- _Your instructions_
Find the line containing "What does this", then output it and every line after it through the end of the listing below, exactly as written.

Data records
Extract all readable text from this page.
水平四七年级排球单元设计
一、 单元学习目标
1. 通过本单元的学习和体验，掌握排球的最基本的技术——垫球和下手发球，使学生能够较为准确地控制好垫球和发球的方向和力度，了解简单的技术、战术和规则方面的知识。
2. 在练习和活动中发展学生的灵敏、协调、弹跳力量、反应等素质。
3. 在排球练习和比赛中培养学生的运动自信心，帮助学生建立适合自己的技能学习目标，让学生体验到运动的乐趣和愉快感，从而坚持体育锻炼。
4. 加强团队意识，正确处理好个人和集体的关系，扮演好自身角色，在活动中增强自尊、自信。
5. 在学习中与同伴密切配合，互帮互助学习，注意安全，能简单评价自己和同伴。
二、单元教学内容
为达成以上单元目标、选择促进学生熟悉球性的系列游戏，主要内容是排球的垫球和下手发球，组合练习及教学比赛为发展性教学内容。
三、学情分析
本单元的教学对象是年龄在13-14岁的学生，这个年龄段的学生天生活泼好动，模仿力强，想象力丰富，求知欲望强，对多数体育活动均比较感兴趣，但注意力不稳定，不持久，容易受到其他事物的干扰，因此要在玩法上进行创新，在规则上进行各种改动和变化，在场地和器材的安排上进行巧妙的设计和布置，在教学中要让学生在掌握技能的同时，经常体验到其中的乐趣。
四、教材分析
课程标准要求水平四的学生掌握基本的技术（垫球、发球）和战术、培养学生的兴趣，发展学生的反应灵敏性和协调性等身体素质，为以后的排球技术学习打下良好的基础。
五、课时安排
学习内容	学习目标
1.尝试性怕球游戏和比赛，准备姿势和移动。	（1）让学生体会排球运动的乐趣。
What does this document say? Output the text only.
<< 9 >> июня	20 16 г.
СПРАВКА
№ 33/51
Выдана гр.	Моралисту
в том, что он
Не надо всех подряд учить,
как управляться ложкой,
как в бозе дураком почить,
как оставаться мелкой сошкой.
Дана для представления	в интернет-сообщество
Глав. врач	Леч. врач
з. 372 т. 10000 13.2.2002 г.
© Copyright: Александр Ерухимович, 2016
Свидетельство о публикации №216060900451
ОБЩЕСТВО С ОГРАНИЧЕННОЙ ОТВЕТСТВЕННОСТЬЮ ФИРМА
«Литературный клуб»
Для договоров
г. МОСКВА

- _Solution to this exercise_
What does this document say? Output the text only.
<< 9 >> июня	20 16 г.
СПРАВКА
№ 33/51
Выдана гр.	Моралисту
в том, что он
Не надо всех подряд учить,
как управляться ложкой,
как в бозе дураком почить,
как оставаться мелкой сошкой.
Дана для представления	в интернет-сообщество
Глав. врач	Леч. врач
з. 372 т. 10000 13.2.2002 г.
© Copyright: Александр Ерухимович, 2016
Свидетельство о публикации №216060900451
ОБЩЕСТВО С ОГРАНИЧЕННОЙ ОТВЕТСТВЕННОСТЬЮ ФИРМА
«Литературный клуб»
Для договоров
г. МОСКВА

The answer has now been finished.